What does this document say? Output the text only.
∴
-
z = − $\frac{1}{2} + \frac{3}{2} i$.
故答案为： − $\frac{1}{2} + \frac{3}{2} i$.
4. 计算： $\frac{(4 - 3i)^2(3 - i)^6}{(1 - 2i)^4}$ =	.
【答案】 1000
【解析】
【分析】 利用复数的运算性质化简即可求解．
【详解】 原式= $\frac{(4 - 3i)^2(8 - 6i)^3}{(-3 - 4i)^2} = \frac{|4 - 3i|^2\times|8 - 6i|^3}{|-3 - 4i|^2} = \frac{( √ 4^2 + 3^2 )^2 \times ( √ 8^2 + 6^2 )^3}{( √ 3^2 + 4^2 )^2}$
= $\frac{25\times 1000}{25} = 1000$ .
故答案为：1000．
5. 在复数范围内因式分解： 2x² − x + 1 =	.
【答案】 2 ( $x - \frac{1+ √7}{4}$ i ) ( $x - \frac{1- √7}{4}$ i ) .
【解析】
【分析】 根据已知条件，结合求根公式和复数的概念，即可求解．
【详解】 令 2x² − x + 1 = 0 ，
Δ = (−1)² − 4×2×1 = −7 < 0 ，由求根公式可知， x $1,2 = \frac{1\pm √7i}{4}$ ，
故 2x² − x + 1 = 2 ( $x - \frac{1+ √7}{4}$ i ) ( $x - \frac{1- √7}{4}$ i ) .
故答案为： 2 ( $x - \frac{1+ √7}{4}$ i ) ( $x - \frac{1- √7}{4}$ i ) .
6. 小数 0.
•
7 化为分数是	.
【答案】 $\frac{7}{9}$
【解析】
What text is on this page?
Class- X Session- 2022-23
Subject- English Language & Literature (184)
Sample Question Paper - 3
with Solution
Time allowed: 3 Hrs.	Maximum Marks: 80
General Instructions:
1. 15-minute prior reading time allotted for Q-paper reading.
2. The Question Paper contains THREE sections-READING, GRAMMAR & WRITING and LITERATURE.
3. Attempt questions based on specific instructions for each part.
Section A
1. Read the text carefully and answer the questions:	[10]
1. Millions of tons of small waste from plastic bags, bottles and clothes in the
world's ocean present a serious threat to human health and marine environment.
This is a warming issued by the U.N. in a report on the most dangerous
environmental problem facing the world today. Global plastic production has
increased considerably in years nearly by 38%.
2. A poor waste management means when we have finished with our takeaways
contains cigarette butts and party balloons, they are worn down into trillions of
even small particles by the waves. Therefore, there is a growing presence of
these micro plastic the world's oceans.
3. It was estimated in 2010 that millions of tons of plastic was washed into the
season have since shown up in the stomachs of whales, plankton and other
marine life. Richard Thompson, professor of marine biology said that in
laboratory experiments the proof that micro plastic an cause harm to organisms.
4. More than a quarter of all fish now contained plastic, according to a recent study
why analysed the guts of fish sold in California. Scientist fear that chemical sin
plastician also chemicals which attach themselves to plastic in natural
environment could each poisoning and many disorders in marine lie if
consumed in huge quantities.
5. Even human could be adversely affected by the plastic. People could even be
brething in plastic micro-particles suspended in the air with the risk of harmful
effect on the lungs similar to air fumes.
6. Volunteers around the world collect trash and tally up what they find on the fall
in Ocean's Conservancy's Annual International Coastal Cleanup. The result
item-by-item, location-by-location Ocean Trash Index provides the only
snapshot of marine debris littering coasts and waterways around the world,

====================

What to work on — Report only the count of lines that include the string "micro".

Result for this exercise — 3